How to Validate Your Back Testing Software

This is how I approach my backtests and its validation. Let's say I want to backtest the performance of an ATM fly purchase on ETf's that crossed its 50-day moving average. I would create the filters for the 50Ma, create the option payoff that simulates an ATM fly purchase, run the formula on years of data, pick out 30 trades randomly, eyeball 20 of them making sure that there is nothing funky wit the results (ex... entry price of SPY is $200, 3 weeks later, SPY settles at $203 - implies that my ATM fly made $$) . I then take the top 5 losses and top 5 gains, plug the ATM fly into thinkorswim on demand feature and see tick-by-tick how the position made or lost money. There is drift between the TOS on demand vs. the backtest but not enough to invalidate the backtest.
 
Thanks bashatrader,

Can you explain why "system has higher probability to work in near term and fail afterwards."

Thanks

Sure, I'll try. Decay and higher probability of market changing as time passes. Then there is the problem of data-snooping bias. If you forward test a few strategies you may think one matches your backtests by luck. There is an expert in this area that recently wrote an article in Medium. In the first Figure 1 replace out-of-sample test by forward test and you get the same effect of data-snooping bias.
 
I optimize then by switching to a modular system, because no system can be optimal for all possible market conditions. Modular systems can be customized for certain market conditions and perform much better in that specific situation, no need to change each time the parameters. All this will result in a number of modules.

——

Written exercise 1 = In the records, reproduce the lines starting at the one that has "chart-area xyxy=(10,44,732,468)" and ending after the one that has "x-tick-label: Nov-23 xyxy=(235,429,299,451)". Keep each line unchanged and include nothing else.

Annotated element entries

——

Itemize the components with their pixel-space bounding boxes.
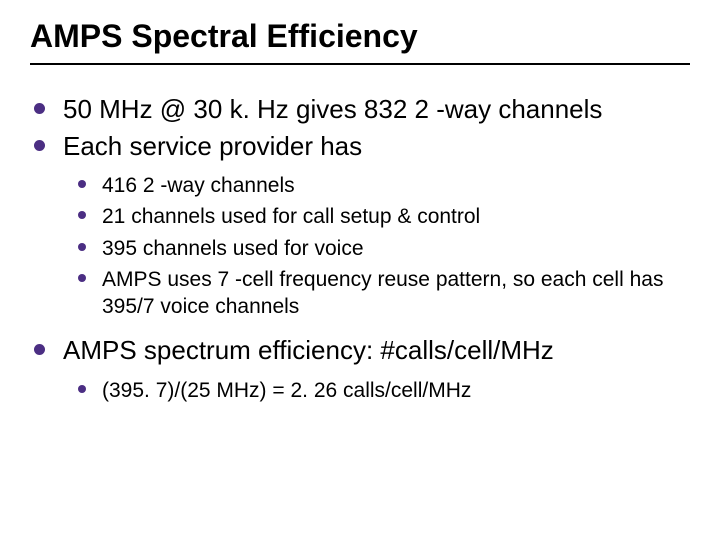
bullet-icon [78,243,86,251]
sublist-wrapper: 416 2 -way channels 21 channels used for … [30,172,690,320]
sublist: 416 2 -way channels 21 channels used for … [30,172,690,320]
title-rule [30,63,690,65]
bullet-icon [78,180,86,188]
sublist: (395. 7)/(25 MHz) = 2. 26 calls/cell/MHz [30,377,690,404]
sublist-wrapper: (395. 7)/(25 MHz) = 2. 26 calls/cell/MHz [30,377,690,404]
list-item-text: AMPS spectrum efficiency: #calls/cell/MH… [63,334,690,367]
list-item-text: 21 channels used for call setup & contro… [102,203,690,230]
list-item: 50 MHz @ 30 k. Hz gives 832 2 -way chann… [30,93,690,126]
slide: AMPS Spectral Efficiency 50 MHz @ 30 k. … [0,0,720,540]
list-item-text: 395 channels used for voice [102,235,690,262]
bullet-icon [34,103,45,114]
list-item: 416 2 -way channels [30,172,690,199]
slide-title: AMPS Spectral Efficiency [30,18,690,55]
bullet-icon [34,140,45,151]
list-item: (395. 7)/(25 MHz) = 2. 26 calls/cell/MHz [30,377,690,404]
list-item-text: (395. 7)/(25 MHz) = 2. 26 calls/cell/MHz [102,377,690,404]
list-item-text: AMPS uses 7 -cell frequency reuse patter… [102,266,690,321]
bullet-icon [78,274,86,282]
bullet-icon [78,211,86,219]
list-item: Each service provider has [30,130,690,163]
list-item-text: 50 MHz @ 30 k. Hz gives 832 2 -way chann… [63,93,690,126]
bullet-icon [34,344,45,355]
list-item: AMPS spectrum efficiency: #calls/cell/MH… [30,334,690,367]
content-list: 50 MHz @ 30 k. Hz gives 832 2 -way chann… [30,93,690,404]
bullet-icon [78,385,86,393]
list-item-text: 416 2 -way channels [102,172,690,199]
list-item: 21 channels used for call setup & contro… [30,203,690,230]
list-item: 395 channels used for voice [30,235,690,262]
list-item-text: Each service provider has [63,130,690,163]
list-item: AMPS uses 7 -cell frequency reuse patter… [30,266,690,321]
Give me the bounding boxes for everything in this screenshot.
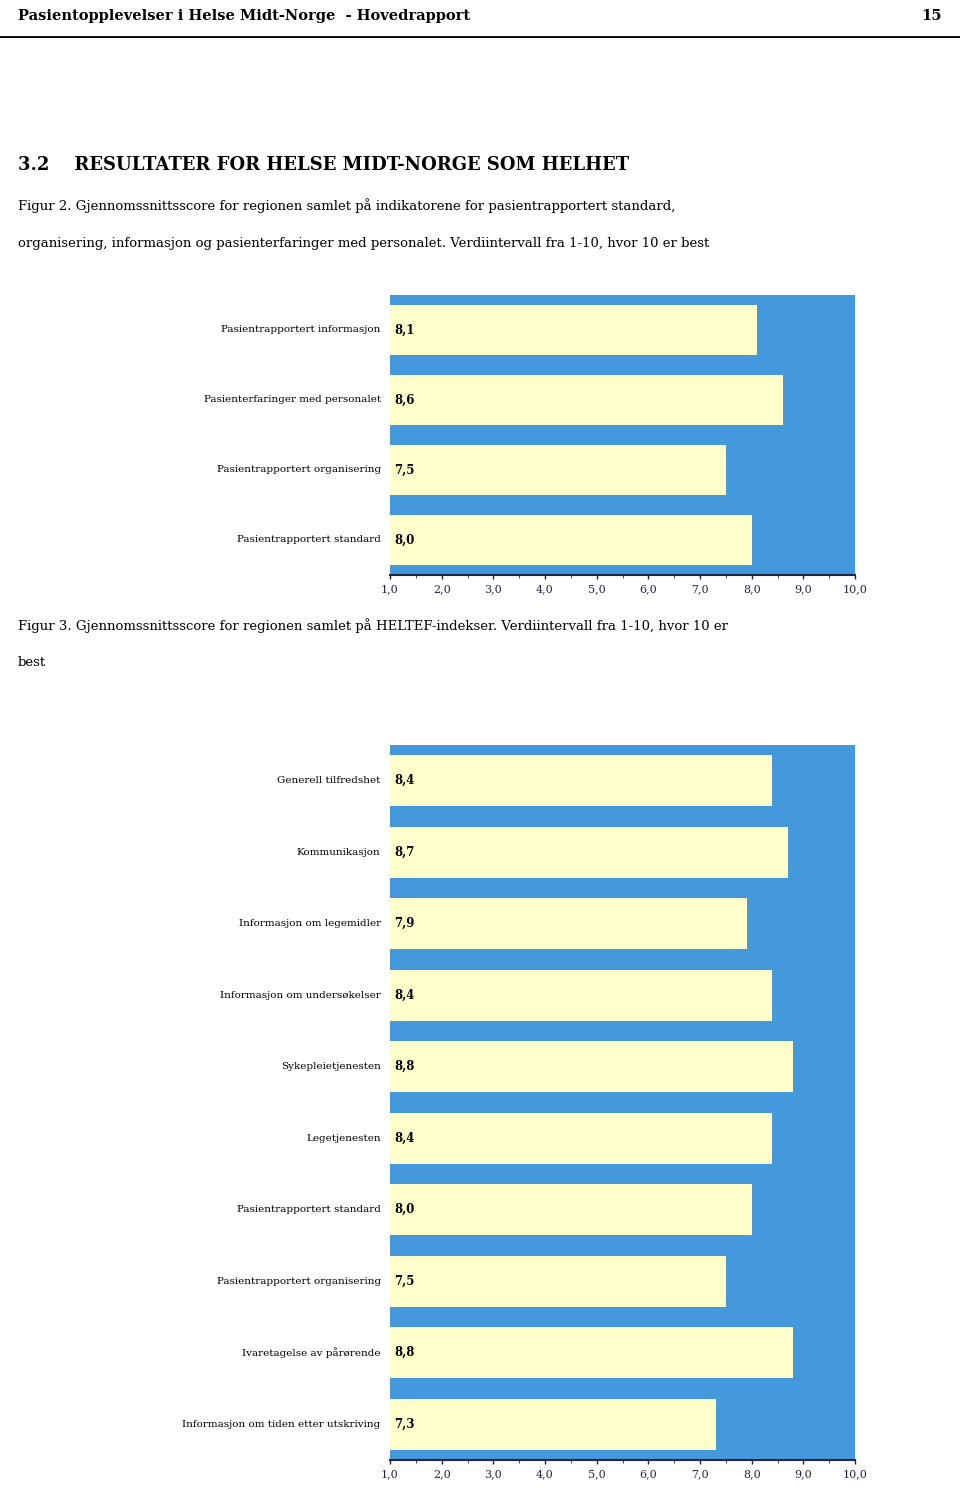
Text: Pasienterfaringer med personalet: Pasienterfaringer med personalet: [204, 396, 381, 405]
Text: Kommunikasjon: Kommunikasjon: [297, 848, 381, 857]
Bar: [390, 1185, 752, 1236]
Bar: [390, 898, 747, 949]
Text: 8,7: 8,7: [395, 846, 415, 858]
Text: 8,4: 8,4: [395, 988, 415, 1002]
Bar: [390, 970, 773, 1021]
Text: 8,8: 8,8: [395, 1346, 415, 1360]
Text: 8,8: 8,8: [395, 1061, 415, 1073]
Text: Pasientrapportert informasjon: Pasientrapportert informasjon: [222, 325, 381, 334]
Text: Figur 2. Gjennomssnittsscore for regionen samlet på indikatorene for pasientrapp: Figur 2. Gjennomssnittsscore for regione…: [18, 198, 676, 213]
Text: 8,4: 8,4: [395, 774, 415, 787]
Text: 7,9: 7,9: [395, 917, 415, 931]
Bar: [390, 827, 788, 878]
Text: 15: 15: [922, 9, 942, 23]
Bar: [390, 305, 756, 355]
Text: 3.2    RESULTATER FOR HELSE MIDT-NORGE SOM HELHET: 3.2 RESULTATER FOR HELSE MIDT-NORGE SOM …: [18, 156, 629, 174]
Text: Pasientopplevelser i Helse Midt-Norge  - Hovedrapport: Pasientopplevelser i Helse Midt-Norge - …: [18, 9, 470, 23]
Text: Sykepleietjenesten: Sykepleietjenesten: [281, 1062, 381, 1071]
Text: organisering, informasjon og pasienterfaringer med personalet. Verdiintervall fr: organisering, informasjon og pasienterfa…: [18, 237, 709, 249]
Bar: [390, 444, 726, 496]
Text: 8,0: 8,0: [395, 1203, 415, 1216]
Bar: [390, 1112, 773, 1163]
Text: Informasjon om legemidler: Informasjon om legemidler: [239, 919, 381, 928]
Text: best: best: [18, 656, 46, 669]
Text: Pasientrapportert organisering: Pasientrapportert organisering: [217, 1277, 381, 1286]
Text: Pasientrapportert organisering: Pasientrapportert organisering: [217, 465, 381, 474]
Text: Pasientrapportert standard: Pasientrapportert standard: [237, 1206, 381, 1215]
Text: 8,6: 8,6: [395, 393, 415, 406]
Text: 7,5: 7,5: [395, 1275, 415, 1287]
Bar: [390, 1399, 715, 1451]
Text: 8,4: 8,4: [395, 1132, 415, 1145]
Text: 7,3: 7,3: [395, 1417, 415, 1431]
Text: Figur 3. Gjennomssnittsscore for regionen samlet på HELTEF-indekser. Verdiinterv: Figur 3. Gjennomssnittsscore for regione…: [18, 618, 728, 633]
Bar: [390, 375, 782, 425]
Bar: [390, 1327, 793, 1378]
Bar: [390, 515, 752, 565]
Text: Pasientrapportert standard: Pasientrapportert standard: [237, 535, 381, 544]
Bar: [390, 1041, 793, 1092]
Text: Legetjenesten: Legetjenesten: [306, 1133, 381, 1142]
Text: Informasjon om tiden etter utskriving: Informasjon om tiden etter utskriving: [182, 1420, 381, 1429]
Bar: [390, 756, 773, 807]
Bar: [390, 1256, 726, 1307]
Text: 7,5: 7,5: [395, 464, 415, 476]
Text: Ivaretagelse av pårørende: Ivaretagelse av pårørende: [242, 1348, 381, 1358]
Text: Informasjon om undersøkelser: Informasjon om undersøkelser: [220, 991, 381, 1000]
Text: 8,1: 8,1: [395, 323, 415, 337]
Text: Generell tilfredshet: Generell tilfredshet: [277, 777, 381, 786]
Text: 8,0: 8,0: [395, 533, 415, 547]
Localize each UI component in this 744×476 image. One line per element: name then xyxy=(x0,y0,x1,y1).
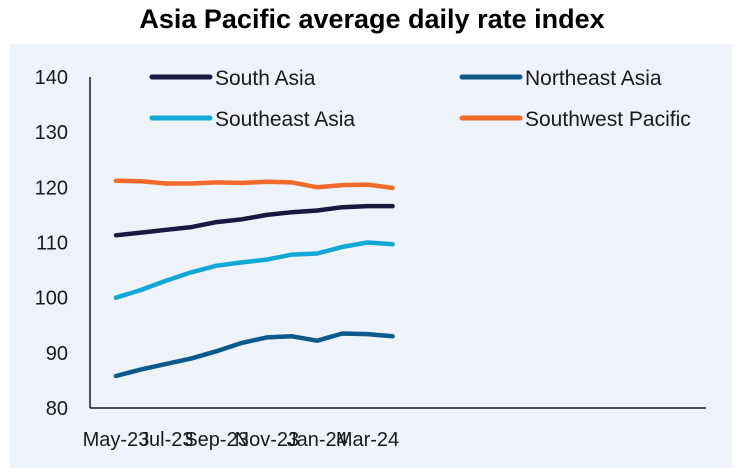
chart-area xyxy=(10,44,732,468)
x-tick-label: Jul-23 xyxy=(139,429,193,451)
y-tick-label: 110 xyxy=(36,233,68,255)
legend-label: Northeast Asia xyxy=(525,67,662,90)
x-tick-label: Mar-24 xyxy=(336,429,399,451)
y-tick-label: 140 xyxy=(35,67,68,89)
series-line xyxy=(113,240,395,300)
x-tick-label: Nov-23 xyxy=(235,429,299,451)
chart-title: Asia Pacific average daily rate index xyxy=(139,4,605,34)
x-tick-label: May-23 xyxy=(83,429,150,451)
x-tick-label: Sep-23 xyxy=(184,429,249,451)
legend-label: Southwest Pacific xyxy=(525,108,691,131)
legend-label: Southeast Asia xyxy=(215,108,355,131)
y-tick-label: 80 xyxy=(46,398,68,420)
legend-label: South Asia xyxy=(215,67,316,90)
y-tick-label: 130 xyxy=(35,122,68,144)
series-line xyxy=(113,331,395,379)
series-line xyxy=(113,178,395,191)
y-tick-label: 100 xyxy=(35,288,68,310)
x-tick-label: Jan-24 xyxy=(287,429,348,451)
series-line xyxy=(113,203,395,238)
y-tick-label: 90 xyxy=(46,343,68,365)
y-tick-label: 120 xyxy=(35,177,68,199)
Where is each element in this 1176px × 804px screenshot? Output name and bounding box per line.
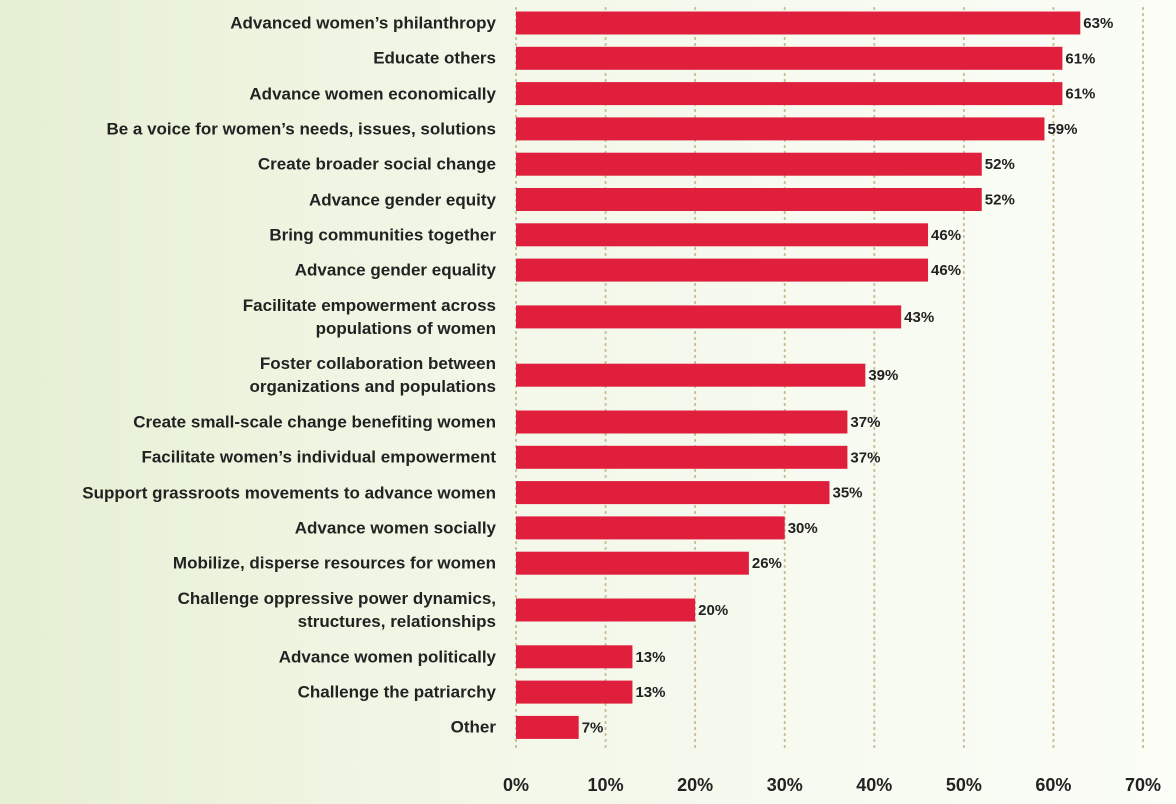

——

Written exercise 2 =
Answer these questions from the text on validating backtests:
(a) How many trades are picked at random, and how many of them are eyeballed?
(b) Which thinkorswim feature is used to watch the top gains and losses tick by tick?
(c) Why does the writer switch to a modular system?

Complete answer 1 =
chart-area xyxy=(10,44,732,468)
x-tick-label: Jul-23 xyxy=(139,429,193,451)
y-tick-label: 110 xyxy=(36,233,68,255)
legend-label: Northeast Asia xyxy=(525,67,662,90)
x-tick-label: Mar-24 xyxy=(336,429,399,451)
y-tick-label: 140 xyxy=(35,67,68,89)
series-line xyxy=(113,240,395,300)
x-tick-label: Nov-23 xyxy=(235,429,299,451)

Complete answer 2 =
(a) 30 trades are picked at random, and 20 of them are eyeballed.
(b) The on demand feature.
(c) Because no system can be optimal for all possible market conditions.